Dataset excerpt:
__________
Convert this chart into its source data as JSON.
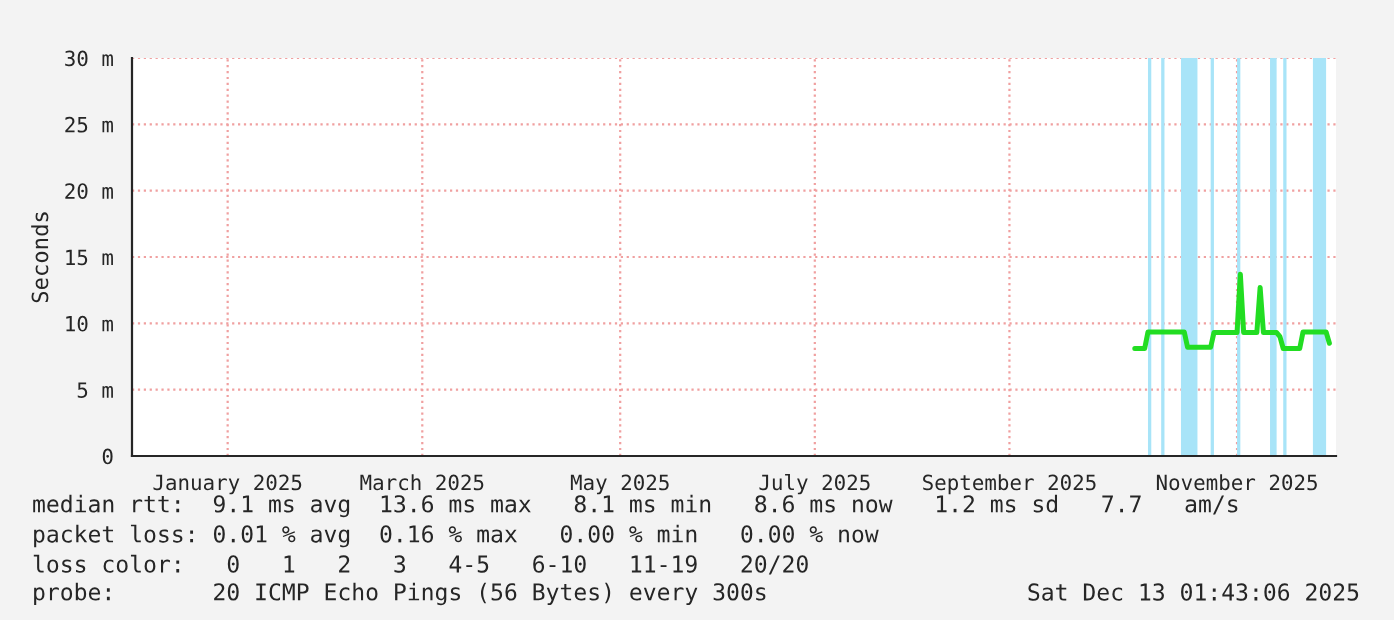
{
  "chart_data": {
    "type": "line",
    "ylabel": "Seconds",
    "series": [
      {
        "color": "#22dd22",
        "x": [
          "2025-10-13",
          "2025-10-16",
          "2025-10-17",
          "2025-10-28",
          "2025-10-29",
          "2025-11-05",
          "2025-11-06",
          "2025-11-13",
          "2025-11-14",
          "2025-11-15",
          "2025-11-19",
          "2025-11-20",
          "2025-11-21",
          "2025-11-25",
          "2025-11-26",
          "2025-11-27",
          "2025-12-02",
          "2025-12-03",
          "2025-12-10",
          "2025-12-11"
        ],
        "values": [
          8.1,
          8.1,
          9.35,
          9.35,
          8.2,
          8.2,
          9.3,
          9.3,
          13.7,
          9.3,
          9.3,
          12.7,
          9.3,
          9.3,
          9.0,
          8.1,
          8.1,
          9.35,
          9.35,
          8.5
        ]
      }
    ],
    "xlim": [
      "2024-12-13",
      "2025-12-13"
    ],
    "xticks": [
      {
        "value": "2025-01-11",
        "label": "January 2025"
      },
      {
        "value": "2025-03-11",
        "label": "March 2025"
      },
      {
        "value": "2025-05-10",
        "label": "May 2025"
      },
      {
        "value": "2025-07-08",
        "label": "July 2025"
      },
      {
        "value": "2025-09-05",
        "label": "September 2025"
      },
      {
        "value": "2025-11-13",
        "label": "November 2025"
      }
    ],
    "ylim": [
      0,
      30
    ],
    "yticks": [
      {
        "value": 0,
        "label": "0"
      },
      {
        "value": 5,
        "label": "5 m"
      },
      {
        "value": 10,
        "label": "10 m"
      },
      {
        "value": 15,
        "label": "15 m"
      },
      {
        "value": 20,
        "label": "20 m"
      },
      {
        "value": 25,
        "label": "25 m"
      },
      {
        "value": 30,
        "label": "30 m"
      }
    ],
    "bands": [
      {
        "axis": "x",
        "from": "2025-10-17",
        "to": "2025-10-18",
        "color": "#a8e4f8"
      },
      {
        "axis": "x",
        "from": "2025-10-21",
        "to": "2025-10-22",
        "color": "#a8e4f8"
      },
      {
        "axis": "x",
        "from": "2025-10-27",
        "to": "2025-11-01",
        "color": "#a8e4f8"
      },
      {
        "axis": "x",
        "from": "2025-11-05",
        "to": "2025-11-06",
        "color": "#a8e4f8"
      },
      {
        "axis": "x",
        "from": "2025-11-13",
        "to": "2025-11-14",
        "color": "#a8e4f8"
      },
      {
        "axis": "x",
        "from": "2025-11-23",
        "to": "2025-11-25",
        "color": "#a8e4f8"
      },
      {
        "axis": "x",
        "from": "2025-11-27",
        "to": "2025-11-28",
        "color": "#a8e4f8"
      },
      {
        "axis": "x",
        "from": "2025-12-06",
        "to": "2025-12-10",
        "color": "#a8e4f8"
      }
    ],
    "grid": true,
    "annotations": [
      "median rtt:  9.1 ms avg  13.6 ms max   8.1 ms min   8.6 ms now   1.2 ms sd   7.7   am/s",
      "packet loss: 0.01 % avg  0.16 % max   0.00 % min   0.00 % now",
      "loss color:   0   1   2   3   4-5   6-10   11-19   20/20",
      "probe:       20 ICMP Echo Pings (56 Bytes) every 300s",
      "Sat Dec 13 01:43:06 2025"
    ]
  }
}
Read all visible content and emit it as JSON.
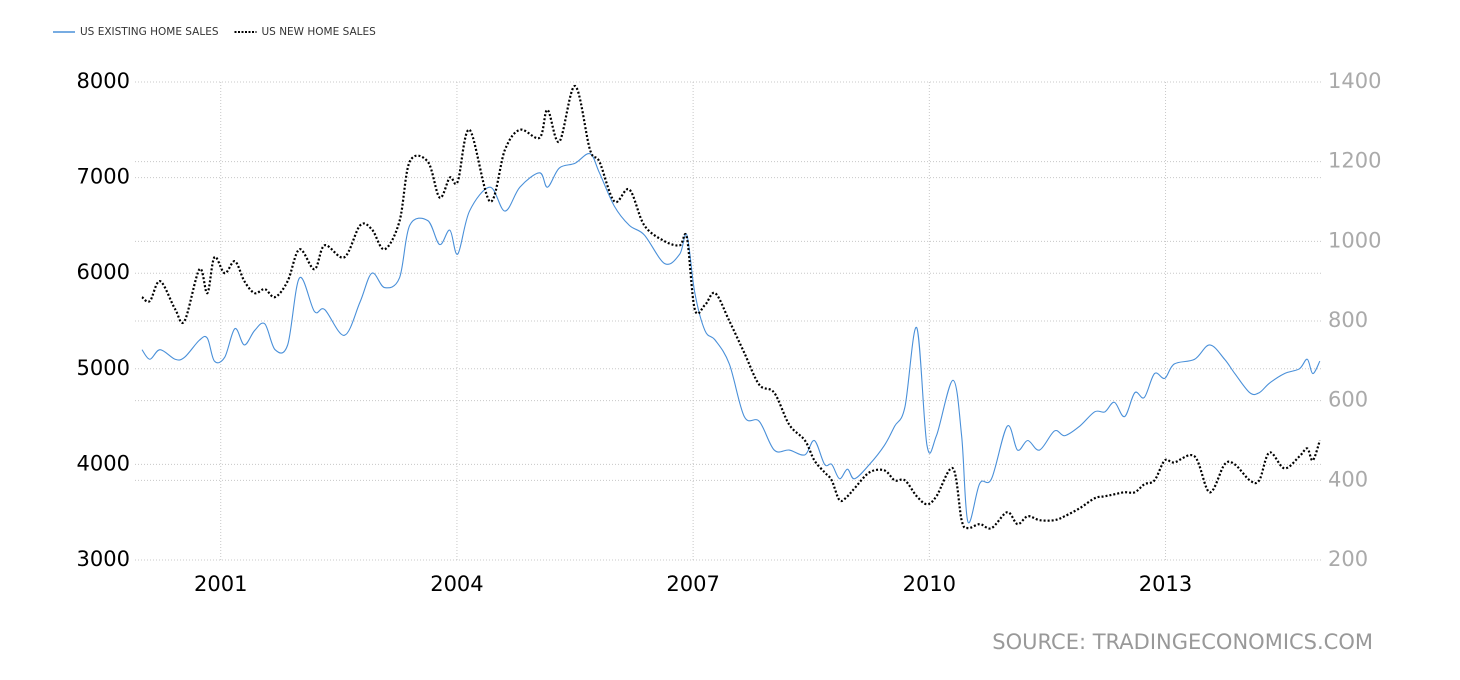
__________
__OBJECTIVE__
Copy every line in the records above that contains the word "loss".

__FINISHED TASK__
      "packet loss: 0.01 % avg  0.16 % max   0.00 % min   0.00 % now",
      "loss color:   0   1   2   3   4-5   6-10   11-19   20/20",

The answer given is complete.